-- START OF EXERCISE INPUT --

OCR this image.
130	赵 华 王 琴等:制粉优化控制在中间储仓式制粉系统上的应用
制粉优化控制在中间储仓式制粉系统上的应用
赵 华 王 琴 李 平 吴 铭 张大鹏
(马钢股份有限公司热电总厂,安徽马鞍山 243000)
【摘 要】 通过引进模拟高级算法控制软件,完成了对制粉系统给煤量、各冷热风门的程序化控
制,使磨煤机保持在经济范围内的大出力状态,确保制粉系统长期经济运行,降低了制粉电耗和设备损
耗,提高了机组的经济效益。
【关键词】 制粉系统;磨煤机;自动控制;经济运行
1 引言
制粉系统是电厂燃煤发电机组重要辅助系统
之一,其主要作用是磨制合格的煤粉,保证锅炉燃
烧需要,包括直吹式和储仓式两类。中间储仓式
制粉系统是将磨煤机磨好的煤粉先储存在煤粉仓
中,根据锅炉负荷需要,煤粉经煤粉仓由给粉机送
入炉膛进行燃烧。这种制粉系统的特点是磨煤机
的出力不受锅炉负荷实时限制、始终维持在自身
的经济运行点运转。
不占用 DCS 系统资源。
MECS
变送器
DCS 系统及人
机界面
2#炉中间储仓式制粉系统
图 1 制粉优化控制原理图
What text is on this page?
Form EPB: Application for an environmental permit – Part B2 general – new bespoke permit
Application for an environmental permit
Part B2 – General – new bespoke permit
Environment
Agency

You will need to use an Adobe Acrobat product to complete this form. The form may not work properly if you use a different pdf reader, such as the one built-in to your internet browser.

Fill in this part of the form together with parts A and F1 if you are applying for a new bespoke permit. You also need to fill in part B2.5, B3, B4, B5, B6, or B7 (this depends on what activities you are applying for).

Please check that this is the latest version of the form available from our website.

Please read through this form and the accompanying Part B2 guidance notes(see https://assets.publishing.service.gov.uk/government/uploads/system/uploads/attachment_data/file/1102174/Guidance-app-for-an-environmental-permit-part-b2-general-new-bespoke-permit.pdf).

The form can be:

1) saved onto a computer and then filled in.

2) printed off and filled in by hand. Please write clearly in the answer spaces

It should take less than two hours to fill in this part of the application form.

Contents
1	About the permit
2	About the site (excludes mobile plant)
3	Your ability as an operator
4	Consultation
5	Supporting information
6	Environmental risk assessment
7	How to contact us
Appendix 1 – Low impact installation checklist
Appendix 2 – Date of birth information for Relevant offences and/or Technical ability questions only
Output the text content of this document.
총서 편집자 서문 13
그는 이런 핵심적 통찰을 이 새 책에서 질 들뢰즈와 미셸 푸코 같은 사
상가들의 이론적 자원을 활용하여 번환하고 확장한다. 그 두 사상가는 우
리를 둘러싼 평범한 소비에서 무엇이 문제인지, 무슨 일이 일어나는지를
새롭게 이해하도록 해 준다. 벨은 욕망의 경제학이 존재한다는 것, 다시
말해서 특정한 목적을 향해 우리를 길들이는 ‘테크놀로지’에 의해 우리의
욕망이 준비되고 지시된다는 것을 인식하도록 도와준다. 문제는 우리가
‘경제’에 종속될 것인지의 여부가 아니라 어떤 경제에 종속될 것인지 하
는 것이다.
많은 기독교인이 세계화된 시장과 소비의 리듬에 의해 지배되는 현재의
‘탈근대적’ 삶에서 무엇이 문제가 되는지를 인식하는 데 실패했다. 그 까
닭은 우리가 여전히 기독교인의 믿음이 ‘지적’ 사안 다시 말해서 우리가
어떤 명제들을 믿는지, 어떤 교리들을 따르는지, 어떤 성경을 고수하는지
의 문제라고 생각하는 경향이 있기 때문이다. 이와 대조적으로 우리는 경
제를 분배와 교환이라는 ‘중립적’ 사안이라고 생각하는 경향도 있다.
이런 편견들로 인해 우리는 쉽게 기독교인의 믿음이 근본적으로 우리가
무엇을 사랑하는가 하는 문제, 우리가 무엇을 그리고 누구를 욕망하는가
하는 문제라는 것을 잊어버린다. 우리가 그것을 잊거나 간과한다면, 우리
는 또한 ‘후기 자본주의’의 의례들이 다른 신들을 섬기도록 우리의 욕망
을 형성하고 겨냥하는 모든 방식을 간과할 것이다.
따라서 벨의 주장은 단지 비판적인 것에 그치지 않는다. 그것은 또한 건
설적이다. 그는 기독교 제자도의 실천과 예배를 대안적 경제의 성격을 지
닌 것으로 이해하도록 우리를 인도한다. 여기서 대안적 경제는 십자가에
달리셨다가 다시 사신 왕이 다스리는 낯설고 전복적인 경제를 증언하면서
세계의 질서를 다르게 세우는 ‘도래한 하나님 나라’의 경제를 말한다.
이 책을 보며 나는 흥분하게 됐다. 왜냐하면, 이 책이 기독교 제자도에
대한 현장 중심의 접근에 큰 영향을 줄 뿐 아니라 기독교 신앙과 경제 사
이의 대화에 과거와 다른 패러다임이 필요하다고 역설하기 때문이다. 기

-- END OF EXERCISE INPUT --

TASK BRIEF:
Extract each line from the entries above that contains the string "Please".

TASK ANSWER:
Please check that this is the latest version of the form available from our website.
Please read through this form and the accompanying Part B2 guidance notes(see https://assets.publishing.service.gov.uk/government/uploads/system/uploads/attachment_data/file/1102174/Guidance-app-for-an-environmental-permit-part-b2-general-new-bespoke-permit.pdf).
2) printed off and filled in by hand. Please write clearly in the answer spaces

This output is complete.